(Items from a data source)

┄┄┄┄┄┄┄┄┄┄

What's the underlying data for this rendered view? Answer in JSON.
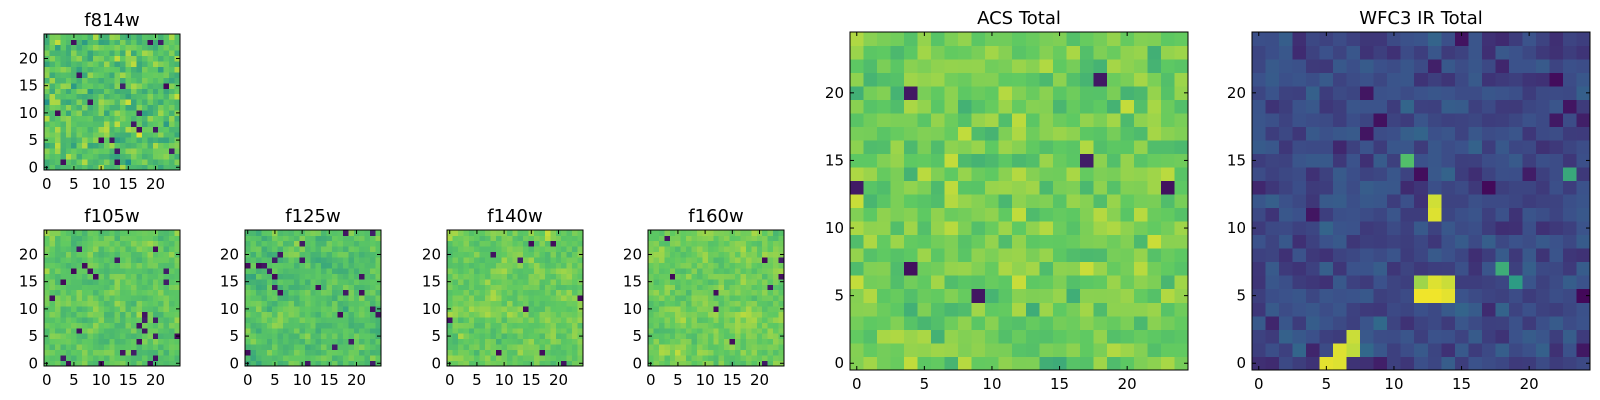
{
  "colormap": "viridis",
  "colormap_stops": [
    "#440154",
    "#3b528b",
    "#21918c",
    "#5ec962",
    "#fde725"
  ],
  "chart_data": [
    {
      "type": "heatmap",
      "title": "f814w",
      "grid_size": 25,
      "xlim": [
        -0.5,
        24.5
      ],
      "ylim": [
        -0.5,
        24.5
      ],
      "xticks": [
        0,
        5,
        10,
        15,
        20
      ],
      "yticks": [
        0,
        5,
        10,
        15,
        20
      ],
      "xtick_labels": [
        "0",
        "5",
        "10",
        "15",
        "20"
      ],
      "ytick_labels": [
        "0",
        "5",
        "10",
        "15",
        "20"
      ],
      "mean_level": 0.72,
      "noise": 0.24,
      "dark_pixel_fraction": 0.03,
      "blur": 0,
      "bright_spots": [],
      "seed": 11
    },
    {
      "type": "heatmap",
      "title": "f105w",
      "grid_size": 25,
      "xlim": [
        -0.5,
        24.5
      ],
      "ylim": [
        -0.5,
        24.5
      ],
      "xticks": [
        0,
        5,
        10,
        15,
        20
      ],
      "yticks": [
        0,
        5,
        10,
        15,
        20
      ],
      "xtick_labels": [
        "0",
        "5",
        "10",
        "15",
        "20"
      ],
      "ytick_labels": [
        "0",
        "5",
        "10",
        "15",
        "20"
      ],
      "mean_level": 0.74,
      "noise": 0.22,
      "dark_pixel_fraction": 0.02,
      "blur": 1,
      "bright_spots": [],
      "seed": 23
    },
    {
      "type": "heatmap",
      "title": "f125w",
      "grid_size": 25,
      "xlim": [
        -0.5,
        24.5
      ],
      "ylim": [
        -0.5,
        24.5
      ],
      "xticks": [
        0,
        5,
        10,
        15,
        20
      ],
      "yticks": [
        0,
        5,
        10,
        15,
        20
      ],
      "xtick_labels": [
        "0",
        "5",
        "10",
        "15",
        "20"
      ],
      "ytick_labels": [
        "0",
        "5",
        "10",
        "15",
        "20"
      ],
      "mean_level": 0.72,
      "noise": 0.24,
      "dark_pixel_fraction": 0.03,
      "blur": 1,
      "bright_spots": [],
      "seed": 37
    },
    {
      "type": "heatmap",
      "title": "f140w",
      "grid_size": 25,
      "xlim": [
        -0.5,
        24.5
      ],
      "ylim": [
        -0.5,
        24.5
      ],
      "xticks": [
        0,
        5,
        10,
        15,
        20
      ],
      "yticks": [
        0,
        5,
        10,
        15,
        20
      ],
      "xtick_labels": [
        "0",
        "5",
        "10",
        "15",
        "20"
      ],
      "ytick_labels": [
        "0",
        "5",
        "10",
        "15",
        "20"
      ],
      "mean_level": 0.76,
      "noise": 0.22,
      "dark_pixel_fraction": 0.02,
      "blur": 1,
      "bright_spots": [],
      "seed": 51
    },
    {
      "type": "heatmap",
      "title": "f160w",
      "grid_size": 25,
      "xlim": [
        -0.5,
        24.5
      ],
      "ylim": [
        -0.5,
        24.5
      ],
      "xticks": [
        0,
        5,
        10,
        15,
        20
      ],
      "yticks": [
        0,
        5,
        10,
        15,
        20
      ],
      "xtick_labels": [
        "0",
        "5",
        "10",
        "15",
        "20"
      ],
      "ytick_labels": [
        "0",
        "5",
        "10",
        "15",
        "20"
      ],
      "mean_level": 0.78,
      "noise": 0.2,
      "dark_pixel_fraction": 0.02,
      "blur": 1,
      "bright_spots": [],
      "seed": 67
    },
    {
      "type": "heatmap",
      "title": "ACS Total",
      "grid_size": 25,
      "xlim": [
        -0.5,
        24.5
      ],
      "ylim": [
        -0.5,
        24.5
      ],
      "xticks": [
        0,
        5,
        10,
        15,
        20
      ],
      "yticks": [
        0,
        5,
        10,
        15,
        20
      ],
      "xtick_labels": [
        "0",
        "5",
        "10",
        "15",
        "20"
      ],
      "ytick_labels": [
        "0",
        "5",
        "10",
        "15",
        "20"
      ],
      "mean_level": 0.78,
      "noise": 0.18,
      "dark_pixel_fraction": 0.015,
      "blur": 0,
      "bright_spots": [],
      "seed": 83
    },
    {
      "type": "heatmap",
      "title": "WFC3 IR Total",
      "grid_size": 25,
      "xlim": [
        -0.5,
        24.5
      ],
      "ylim": [
        -0.5,
        24.5
      ],
      "xticks": [
        0,
        5,
        10,
        15,
        20
      ],
      "yticks": [
        0,
        5,
        10,
        15,
        20
      ],
      "xtick_labels": [
        "0",
        "5",
        "10",
        "15",
        "20"
      ],
      "ytick_labels": [
        "0",
        "5",
        "10",
        "15",
        "20"
      ],
      "mean_level": 0.22,
      "noise": 0.13,
      "dark_pixel_fraction": 0.03,
      "blur": 0,
      "bright_spots": [
        {
          "x": 12,
          "y": 5,
          "value": 0.98
        },
        {
          "x": 13,
          "y": 5,
          "value": 0.98
        },
        {
          "x": 14,
          "y": 5,
          "value": 0.96
        },
        {
          "x": 13,
          "y": 6,
          "value": 0.95
        },
        {
          "x": 14,
          "y": 6,
          "value": 0.92
        },
        {
          "x": 12,
          "y": 6,
          "value": 0.85
        },
        {
          "x": 6,
          "y": 1,
          "value": 0.95
        },
        {
          "x": 7,
          "y": 1,
          "value": 0.9
        },
        {
          "x": 7,
          "y": 2,
          "value": 0.92
        },
        {
          "x": 5,
          "y": 0,
          "value": 0.96
        },
        {
          "x": 6,
          "y": 0,
          "value": 0.95
        },
        {
          "x": 13,
          "y": 11,
          "value": 0.95
        },
        {
          "x": 13,
          "y": 12,
          "value": 0.93
        },
        {
          "x": 11,
          "y": 15,
          "value": 0.7
        },
        {
          "x": 18,
          "y": 7,
          "value": 0.62
        },
        {
          "x": 19,
          "y": 6,
          "value": 0.55
        },
        {
          "x": 23,
          "y": 14,
          "value": 0.6
        }
      ],
      "seed": 97
    }
  ]
}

┄┄┄┄┄┄┄┄┄┄

● **Task statement**
Leave out the pictures and give the rest of the records again exactly.

● **Written answer**
What's the underlying data for this rendered view? Answer in JSON.
{
  "colormap": "viridis",
  "colormap_stops": [
    "#440154",
    "#3b528b",
    "#21918c",
    "#5ec962",
    "#fde725"
  ],
  "chart_data": [
    {
      "type": "heatmap",
      "title": "f814w",
      "grid_size": 25,
      "xlim": [
        -0.5,
        24.5
      ],
      "ylim": [
        -0.5,
        24.5
      ],
      "xticks": [
        0,
        5,
        10,
        15,
        20
      ],
      "yticks": [
        0,
        5,
        10,
        15,
        20
      ],
      "xtick_labels": [
        "0",
        "5",
        "10",
        "15",
        "20"
      ],
      "ytick_labels": [
        "0",
        "5",
        "10",
        "15",
        "20"
      ],
      "mean_level": 0.72,
      "noise": 0.24,
      "dark_pixel_fraction": 0.03,
      "blur": 0,
      "bright_spots": [],
      "seed": 11
    },
    {
      "type": "heatmap",
      "title": "f105w",
      "grid_size": 25,
      "xlim": [
        -0.5,
        24.5
      ],
      "ylim": [
        -0.5,
        24.5
      ],
      "xticks": [
        0,
        5,
        10,
        15,
        20
      ],
      "yticks": [
        0,
        5,
        10,
        15,
        20
      ],
      "xtick_labels": [
        "0",
        "5",
        "10",
        "15",
        "20"
      ],
      "ytick_labels": [
        "0",
        "5",
        "10",
        "15",
        "20"
      ],
      "mean_level": 0.74,
      "noise": 0.22,
      "dark_pixel_fraction": 0.02,
      "blur": 1,
      "bright_spots": [],
      "seed": 23
    },
    {
      "type": "heatmap",
      "title": "f125w",
      "grid_size": 25,
      "xlim": [
        -0.5,
        24.5
      ],
      "ylim": [
        -0.5,
        24.5
      ],
      "xticks": [
        0,
        5,
        10,
        15,
        20
      ],
      "yticks": [
        0,
        5,
        10,
        15,
        20
      ],
      "xtick_labels": [
        "0",
        "5",
        "10",
        "15",
        "20"
      ],
      "ytick_labels": [
        "0",
        "5",
        "10",
        "15",
        "20"
      ],
      "mean_level": 0.72,
      "noise": 0.24,
      "dark_pixel_fraction": 0.03,
      "blur": 1,
      "bright_spots": [],
      "seed": 37
    },
    {
      "type": "heatmap",
      "title": "f140w",
      "grid_size": 25,
      "xlim": [
        -0.5,
        24.5
      ],
      "ylim": [
        -0.5,
        24.5
      ],
      "xticks": [
        0,
        5,
        10,
        15,
        20
      ],
      "yticks": [
        0,
        5,
        10,
        15,
        20
      ],
      "xtick_labels": [
        "0",
        "5",
        "10",
        "15",
        "20"
      ],
      "ytick_labels": [
        "0",
        "5",
        "10",
        "15",
        "20"
      ],
      "mean_level": 0.76,
      "noise": 0.22,
      "dark_pixel_fraction": 0.02,
      "blur": 1,
      "bright_spots": [],
      "seed": 51
    },
    {
      "type": "heatmap",
      "title": "f160w",
      "grid_size": 25,
      "xlim": [
        -0.5,
        24.5
      ],
      "ylim": [
        -0.5,
        24.5
      ],
      "xticks": [
        0,
        5,
        10,
        15,
        20
      ],
      "yticks": [
        0,
        5,
        10,
        15,
        20
      ],
      "xtick_labels": [
        "0",
        "5",
        "10",
        "15",
        "20"
      ],
      "ytick_labels": [
        "0",
        "5",
        "10",
        "15",
        "20"
      ],
      "mean_level": 0.78,
      "noise": 0.2,
      "dark_pixel_fraction": 0.02,
      "blur": 1,
      "bright_spots": [],
      "seed": 67
    },
    {
      "type": "heatmap",
      "title": "ACS Total",
      "grid_size": 25,
      "xlim": [
        -0.5,
        24.5
      ],
      "ylim": [
        -0.5,
        24.5
      ],
      "xticks": [
        0,
        5,
        10,
        15,
        20
      ],
      "yticks": [
        0,
        5,
        10,
        15,
        20
      ],
      "xtick_labels": [
        "0",
        "5",
        "10",
        "15",
        "20"
      ],
      "ytick_labels": [
        "0",
        "5",
        "10",
        "15",
        "20"
      ],
      "mean_level": 0.78,
      "noise": 0.18,
      "dark_pixel_fraction": 0.015,
      "blur": 0,
      "bright_spots": [],
      "seed": 83
    },
    {
      "type": "heatmap",
      "title": "WFC3 IR Total",
      "grid_size": 25,
      "xlim": [
        -0.5,
        24.5
      ],
      "ylim": [
        -0.5,
        24.5
      ],
      "xticks": [
        0,
        5,
        10,
        15,
        20
      ],
      "yticks": [
        0,
        5,
        10,
        15,
        20
      ],
      "xtick_labels": [
        "0",
        "5",
        "10",
        "15",
        "20"
      ],
      "ytick_labels": [
        "0",
        "5",
        "10",
        "15",
        "20"
      ],
      "mean_level": 0.22,
      "noise": 0.13,
      "dark_pixel_fraction": 0.03,
      "blur": 0,
      "bright_spots": [
        {
          "x": 12,
          "y": 5,
          "value": 0.98
        },
        {
          "x": 13,
          "y": 5,
          "value": 0.98
        },
        {
          "x": 14,
          "y": 5,
          "value": 0.96
        },
        {
          "x": 13,
          "y": 6,
          "value": 0.95
        },
        {
          "x": 14,
          "y": 6,
          "value": 0.92
        },
        {
          "x": 12,
          "y": 6,
          "value": 0.85
        },
        {
          "x": 6,
          "y": 1,
          "value": 0.95
        },
        {
          "x": 7,
          "y": 1,
          "value": 0.9
        },
        {
          "x": 7,
          "y": 2,
          "value": 0.92
        },
        {
          "x": 5,
          "y": 0,
          "value": 0.96
        },
        {
          "x": 6,
          "y": 0,
          "value": 0.95
        },
        {
          "x": 13,
          "y": 11,
          "value": 0.95
        },
        {
          "x": 13,
          "y": 12,
          "value": 0.93
        },
        {
          "x": 11,
          "y": 15,
          "value": 0.7
        },
        {
          "x": 18,
          "y": 7,
          "value": 0.62
        },
        {
          "x": 19,
          "y": 6,
          "value": 0.55
        },
        {
          "x": 23,
          "y": 14,
          "value": 0.6
        }
      ],
      "seed": 97
    }
  ]
}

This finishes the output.